● Stated goal
Return the material below in full and exactly.
____
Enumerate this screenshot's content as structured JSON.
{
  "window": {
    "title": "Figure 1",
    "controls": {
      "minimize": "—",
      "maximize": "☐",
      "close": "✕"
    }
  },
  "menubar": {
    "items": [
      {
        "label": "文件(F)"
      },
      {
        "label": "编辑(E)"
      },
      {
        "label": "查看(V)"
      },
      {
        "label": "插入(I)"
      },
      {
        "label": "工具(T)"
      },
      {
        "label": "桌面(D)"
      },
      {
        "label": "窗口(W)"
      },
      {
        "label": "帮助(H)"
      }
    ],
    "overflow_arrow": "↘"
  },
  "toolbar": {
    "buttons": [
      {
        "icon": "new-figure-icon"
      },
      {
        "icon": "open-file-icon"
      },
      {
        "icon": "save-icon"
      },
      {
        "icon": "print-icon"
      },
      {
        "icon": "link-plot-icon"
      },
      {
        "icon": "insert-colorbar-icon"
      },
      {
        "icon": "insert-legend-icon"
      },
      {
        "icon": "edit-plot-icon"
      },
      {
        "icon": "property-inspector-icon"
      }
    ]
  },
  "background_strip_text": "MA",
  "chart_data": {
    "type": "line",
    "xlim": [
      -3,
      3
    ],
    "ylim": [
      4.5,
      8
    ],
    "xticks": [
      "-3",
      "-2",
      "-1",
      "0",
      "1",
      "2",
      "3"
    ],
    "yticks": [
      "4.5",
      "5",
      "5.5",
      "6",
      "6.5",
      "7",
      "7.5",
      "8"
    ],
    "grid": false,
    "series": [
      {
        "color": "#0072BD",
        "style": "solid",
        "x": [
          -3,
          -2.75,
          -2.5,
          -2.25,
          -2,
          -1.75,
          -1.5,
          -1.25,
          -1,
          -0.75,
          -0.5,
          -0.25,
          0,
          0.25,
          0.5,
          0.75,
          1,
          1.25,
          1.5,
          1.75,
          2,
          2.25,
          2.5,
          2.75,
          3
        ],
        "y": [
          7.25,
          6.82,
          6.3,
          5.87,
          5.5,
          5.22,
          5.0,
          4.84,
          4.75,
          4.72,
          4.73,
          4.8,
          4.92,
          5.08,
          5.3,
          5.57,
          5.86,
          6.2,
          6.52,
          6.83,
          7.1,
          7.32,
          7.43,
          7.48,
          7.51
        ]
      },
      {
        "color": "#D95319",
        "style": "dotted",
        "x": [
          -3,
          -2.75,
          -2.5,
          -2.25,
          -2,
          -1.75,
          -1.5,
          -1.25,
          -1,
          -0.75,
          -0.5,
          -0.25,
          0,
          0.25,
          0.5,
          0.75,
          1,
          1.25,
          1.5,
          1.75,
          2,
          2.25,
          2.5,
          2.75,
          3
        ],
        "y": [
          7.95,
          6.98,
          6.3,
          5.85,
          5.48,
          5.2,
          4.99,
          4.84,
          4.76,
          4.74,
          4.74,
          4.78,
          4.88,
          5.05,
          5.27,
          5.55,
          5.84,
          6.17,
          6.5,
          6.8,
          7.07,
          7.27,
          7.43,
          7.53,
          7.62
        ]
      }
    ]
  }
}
____
● Full output
Enumerate this screenshot's content as structured JSON.
{
  "window": {
    "title": "Figure 1",
    "controls": {
      "minimize": "—",
      "maximize": "☐",
      "close": "✕"
    }
  },
  "menubar": {
    "items": [
      {
        "label": "文件(F)"
      },
      {
        "label": "编辑(E)"
      },
      {
        "label": "查看(V)"
      },
      {
        "label": "插入(I)"
      },
      {
        "label": "工具(T)"
      },
      {
        "label": "桌面(D)"
      },
      {
        "label": "窗口(W)"
      },
      {
        "label": "帮助(H)"
      }
    ],
    "overflow_arrow": "↘"
  },
  "toolbar": {
    "buttons": [
      {
        "icon": "new-figure-icon"
      },
      {
        "icon": "open-file-icon"
      },
      {
        "icon": "save-icon"
      },
      {
        "icon": "print-icon"
      },
      {
        "icon": "link-plot-icon"
      },
      {
        "icon": "insert-colorbar-icon"
      },
      {
        "icon": "insert-legend-icon"
      },
      {
        "icon": "edit-plot-icon"
      },
      {
        "icon": "property-inspector-icon"
      }
    ]
  },
  "background_strip_text": "MA",
  "chart_data": {
    "type": "line",
    "xlim": [
      -3,
      3
    ],
    "ylim": [
      4.5,
      8
    ],
    "xticks": [
      "-3",
      "-2",
      "-1",
      "0",
      "1",
      "2",
      "3"
    ],
    "yticks": [
      "4.5",
      "5",
      "5.5",
      "6",
      "6.5",
      "7",
      "7.5",
      "8"
    ],
    "grid": false,
    "series": [
      {
        "color": "#0072BD",
        "style": "solid",
        "x": [
          -3,
          -2.75,
          -2.5,
          -2.25,
          -2,
          -1.75,
          -1.5,
          -1.25,
          -1,
          -0.75,
          -0.5,
          -0.25,
          0,
          0.25,
          0.5,
          0.75,
          1,
          1.25,
          1.5,
          1.75,
          2,
          2.25,
          2.5,
          2.75,
          3
        ],
        "y": [
          7.25,
          6.82,
          6.3,
          5.87,
          5.5,
          5.22,
          5.0,
          4.84,
          4.75,
          4.72,
          4.73,
          4.8,
          4.92,
          5.08,
          5.3,
          5.57,
          5.86,
          6.2,
          6.52,
          6.83,
          7.1,
          7.32,
          7.43,
          7.48,
          7.51
        ]
      },
      {
        "color": "#D95319",
        "style": "dotted",
        "x": [
          -3,
          -2.75,
          -2.5,
          -2.25,
          -2,
          -1.75,
          -1.5,
          -1.25,
          -1,
          -0.75,
          -0.5,
          -0.25,
          0,
          0.25,
          0.5,
          0.75,
          1,
          1.25,
          1.5,
          1.75,
          2,
          2.25,
          2.5,
          2.75,
          3
        ],
        "y": [
          7.95,
          6.98,
          6.3,
          5.85,
          5.48,
          5.2,
          4.99,
          4.84,
          4.76,
          4.74,
          4.74,
          4.78,
          4.88,
          5.05,
          5.27,
          5.55,
          5.84,
          6.17,
          6.5,
          6.8,
          7.07,
          7.27,
          7.43,
          7.53,
          7.62
        ]
      }
    ]
  }
}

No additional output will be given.